— START OF Provided records —
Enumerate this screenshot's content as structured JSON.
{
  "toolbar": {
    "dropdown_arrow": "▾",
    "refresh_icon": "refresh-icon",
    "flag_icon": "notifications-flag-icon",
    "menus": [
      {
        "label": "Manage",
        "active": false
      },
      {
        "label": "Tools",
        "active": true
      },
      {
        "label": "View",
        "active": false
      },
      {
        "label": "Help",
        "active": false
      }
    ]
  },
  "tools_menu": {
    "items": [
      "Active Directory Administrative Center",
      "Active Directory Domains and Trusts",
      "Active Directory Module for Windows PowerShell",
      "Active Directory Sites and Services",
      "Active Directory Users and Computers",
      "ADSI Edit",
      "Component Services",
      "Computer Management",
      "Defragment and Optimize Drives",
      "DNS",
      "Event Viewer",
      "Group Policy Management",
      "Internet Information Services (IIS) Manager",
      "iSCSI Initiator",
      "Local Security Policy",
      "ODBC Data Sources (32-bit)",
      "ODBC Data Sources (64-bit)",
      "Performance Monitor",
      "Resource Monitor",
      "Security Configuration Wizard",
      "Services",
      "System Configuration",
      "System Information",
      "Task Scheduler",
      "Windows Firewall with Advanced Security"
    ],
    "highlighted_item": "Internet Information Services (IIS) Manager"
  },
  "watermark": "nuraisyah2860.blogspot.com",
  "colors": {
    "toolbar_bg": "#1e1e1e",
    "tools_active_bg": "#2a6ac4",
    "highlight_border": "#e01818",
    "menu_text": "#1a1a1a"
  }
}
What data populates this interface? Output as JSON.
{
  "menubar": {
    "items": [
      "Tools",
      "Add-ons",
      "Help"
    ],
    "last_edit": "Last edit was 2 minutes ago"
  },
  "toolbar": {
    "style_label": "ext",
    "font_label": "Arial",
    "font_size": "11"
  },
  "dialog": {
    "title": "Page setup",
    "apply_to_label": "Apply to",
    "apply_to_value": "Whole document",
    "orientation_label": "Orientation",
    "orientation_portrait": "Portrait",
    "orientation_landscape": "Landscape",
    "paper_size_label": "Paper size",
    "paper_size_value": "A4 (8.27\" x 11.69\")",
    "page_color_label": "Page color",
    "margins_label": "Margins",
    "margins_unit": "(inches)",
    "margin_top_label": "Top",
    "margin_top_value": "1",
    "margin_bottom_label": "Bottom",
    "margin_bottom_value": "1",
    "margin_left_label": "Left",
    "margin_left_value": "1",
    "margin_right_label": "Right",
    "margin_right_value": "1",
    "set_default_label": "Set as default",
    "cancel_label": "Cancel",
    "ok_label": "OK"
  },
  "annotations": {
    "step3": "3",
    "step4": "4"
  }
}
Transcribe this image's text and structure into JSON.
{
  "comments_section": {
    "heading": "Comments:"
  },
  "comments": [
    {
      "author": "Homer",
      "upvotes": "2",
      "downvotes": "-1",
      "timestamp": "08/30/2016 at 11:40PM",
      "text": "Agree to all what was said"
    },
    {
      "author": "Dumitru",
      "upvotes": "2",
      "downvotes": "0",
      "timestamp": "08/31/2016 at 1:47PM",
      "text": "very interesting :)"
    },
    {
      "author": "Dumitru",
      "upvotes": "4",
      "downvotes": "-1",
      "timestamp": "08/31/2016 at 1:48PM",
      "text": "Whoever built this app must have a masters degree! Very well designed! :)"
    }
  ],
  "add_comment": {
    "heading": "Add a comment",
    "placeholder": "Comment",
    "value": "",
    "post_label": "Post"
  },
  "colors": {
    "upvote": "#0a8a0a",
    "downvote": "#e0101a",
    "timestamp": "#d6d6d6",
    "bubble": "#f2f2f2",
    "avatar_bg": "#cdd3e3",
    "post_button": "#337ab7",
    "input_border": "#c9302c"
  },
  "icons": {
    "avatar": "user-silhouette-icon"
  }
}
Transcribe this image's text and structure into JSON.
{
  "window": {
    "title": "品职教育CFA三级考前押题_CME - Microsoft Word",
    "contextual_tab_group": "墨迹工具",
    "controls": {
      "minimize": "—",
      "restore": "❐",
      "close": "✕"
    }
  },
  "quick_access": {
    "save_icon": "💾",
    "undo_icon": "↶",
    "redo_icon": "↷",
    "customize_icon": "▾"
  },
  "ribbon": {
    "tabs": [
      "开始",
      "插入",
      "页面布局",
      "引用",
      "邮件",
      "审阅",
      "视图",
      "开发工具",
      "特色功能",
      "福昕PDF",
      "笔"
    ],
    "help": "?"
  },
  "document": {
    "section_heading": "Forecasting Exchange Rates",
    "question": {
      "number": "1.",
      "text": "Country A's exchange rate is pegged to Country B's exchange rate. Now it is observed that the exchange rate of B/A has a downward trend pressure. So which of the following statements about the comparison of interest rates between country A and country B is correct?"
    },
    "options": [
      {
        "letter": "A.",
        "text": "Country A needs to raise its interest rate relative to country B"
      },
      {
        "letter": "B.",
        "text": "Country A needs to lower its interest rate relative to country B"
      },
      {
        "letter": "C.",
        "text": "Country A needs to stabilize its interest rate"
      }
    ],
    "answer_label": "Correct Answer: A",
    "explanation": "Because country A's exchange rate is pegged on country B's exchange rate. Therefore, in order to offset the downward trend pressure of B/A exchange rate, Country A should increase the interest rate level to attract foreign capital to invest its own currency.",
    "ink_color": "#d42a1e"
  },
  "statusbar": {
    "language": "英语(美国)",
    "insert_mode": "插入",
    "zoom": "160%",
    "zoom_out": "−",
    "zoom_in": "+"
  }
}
— END OF Provided records —
Brief ->
All of the records must be repeated exactly.

Task result ->
Enumerate this screenshot's content as structured JSON.
{
  "toolbar": {
    "dropdown_arrow": "▾",
    "refresh_icon": "refresh-icon",
    "flag_icon": "notifications-flag-icon",
    "menus": [
      {
        "label": "Manage",
        "active": false
      },
      {
        "label": "Tools",
        "active": true
      },
      {
        "label": "View",
        "active": false
      },
      {
        "label": "Help",
        "active": false
      }
    ]
  },
  "tools_menu": {
    "items": [
      "Active Directory Administrative Center",
      "Active Directory Domains and Trusts",
      "Active Directory Module for Windows PowerShell",
      "Active Directory Sites and Services",
      "Active Directory Users and Computers",
      "ADSI Edit",
      "Component Services",
      "Computer Management",
      "Defragment and Optimize Drives",
      "DNS",
      "Event Viewer",
      "Group Policy Management",
      "Internet Information Services (IIS) Manager",
      "iSCSI Initiator",
      "Local Security Policy",
      "ODBC Data Sources (32-bit)",
      "ODBC Data Sources (64-bit)",
      "Performance Monitor",
      "Resource Monitor",
      "Security Configuration Wizard",
      "Services",
      "System Configuration",
      "System Information",
      "Task Scheduler",
      "Windows Firewall with Advanced Security"
    ],
    "highlighted_item": "Internet Information Services (IIS) Manager"
  },
  "watermark": "nuraisyah2860.blogspot.com",
  "colors": {
    "toolbar_bg": "#1e1e1e",
    "tools_active_bg": "#2a6ac4",
    "highlight_border": "#e01818",
    "menu_text": "#1a1a1a"
  }
}
What data populates this interface? Output as JSON.
{
  "menubar": {
    "items": [
      "Tools",
      "Add-ons",
      "Help"
    ],
    "last_edit": "Last edit was 2 minutes ago"
  },
  "toolbar": {
    "style_label": "ext",
    "font_label": "Arial",
    "font_size": "11"
  },
  "dialog": {
    "title": "Page setup",
    "apply_to_label": "Apply to",
    "apply_to_value": "Whole document",
    "orientation_label": "Orientation",
    "orientation_portrait": "Portrait",
    "orientation_landscape": "Landscape",
    "paper_size_label": "Paper size",
    "paper_size_value": "A4 (8.27\" x 11.69\")",
    "page_color_label": "Page color",
    "margins_label": "Margins",
    "margins_unit": "(inches)",
    "margin_top_label": "Top",
    "margin_top_value": "1",
    "margin_bottom_label": "Bottom",
    "margin_bottom_value": "1",
    "margin_left_label": "Left",
    "margin_left_value": "1",
    "margin_right_label": "Right",
    "margin_right_value": "1",
    "set_default_label": "Set as default",
    "cancel_label": "Cancel",
    "ok_label": "OK"
  },
  "annotations": {
    "step3": "3",
    "step4": "4"
  }
}
Transcribe this image's text and structure into JSON.
{
  "comments_section": {
    "heading": "Comments:"
  },
  "comments": [
    {
      "author": "Homer",
      "upvotes": "2",
      "downvotes": "-1",
      "timestamp": "08/30/2016 at 11:40PM",
      "text": "Agree to all what was said"
    },
    {
      "author": "Dumitru",
      "upvotes": "2",
      "downvotes": "0",
      "timestamp": "08/31/2016 at 1:47PM",
      "text": "very interesting :)"
    },
    {
      "author": "Dumitru",
      "upvotes": "4",
      "downvotes": "-1",
      "timestamp": "08/31/2016 at 1:48PM",
      "text": "Whoever built this app must have a masters degree! Very well designed! :)"
    }
  ],
  "add_comment": {
    "heading": "Add a comment",
    "placeholder": "Comment",
    "value": "",
    "post_label": "Post"
  },
  "colors": {
    "upvote": "#0a8a0a",
    "downvote": "#e0101a",
    "timestamp": "#d6d6d6",
    "bubble": "#f2f2f2",
    "avatar_bg": "#cdd3e3",
    "post_button": "#337ab7",
    "input_border": "#c9302c"
  },
  "icons": {
    "avatar": "user-silhouette-icon"
  }
}
Transcribe this image's text and structure into JSON.
{
  "window": {
    "title": "品职教育CFA三级考前押题_CME - Microsoft Word",
    "contextual_tab_group": "墨迹工具",
    "controls": {
      "minimize": "—",
      "restore": "❐",
      "close": "✕"
    }
  },
  "quick_access": {
    "save_icon": "💾",
    "undo_icon": "↶",
    "redo_icon": "↷",
    "customize_icon": "▾"
  },
  "ribbon": {
    "tabs": [
      "开始",
      "插入",
      "页面布局",
      "引用",
      "邮件",
      "审阅",
      "视图",
      "开发工具",
      "特色功能",
      "福昕PDF",
      "笔"
    ],
    "help": "?"
  },
  "document": {
    "section_heading": "Forecasting Exchange Rates",
    "question": {
      "number": "1.",
      "text": "Country A's exchange rate is pegged to Country B's exchange rate. Now it is observed that the exchange rate of B/A has a downward trend pressure. So which of the following statements about the comparison of interest rates between country A and country B is correct?"
    },
    "options": [
      {
        "letter": "A.",
        "text": "Country A needs to raise its interest rate relative to country B"
      },
      {
        "letter": "B.",
        "text": "Country A needs to lower its interest rate relative to country B"
      },
      {
        "letter": "C.",
        "text": "Country A needs to stabilize its interest rate"
      }
    ],
    "answer_label": "Correct Answer: A",
    "explanation": "Because country A's exchange rate is pegged on country B's exchange rate. Therefore, in order to offset the downward trend pressure of B/A exchange rate, Country A should increase the interest rate level to attract foreign capital to invest its own currency.",
    "ink_color": "#d42a1e"
  },
  "statusbar": {
    "language": "英语(美国)",
    "insert_mode": "插入",
    "zoom": "160%",
    "zoom_out": "−",
    "zoom_in": "+"
  }
}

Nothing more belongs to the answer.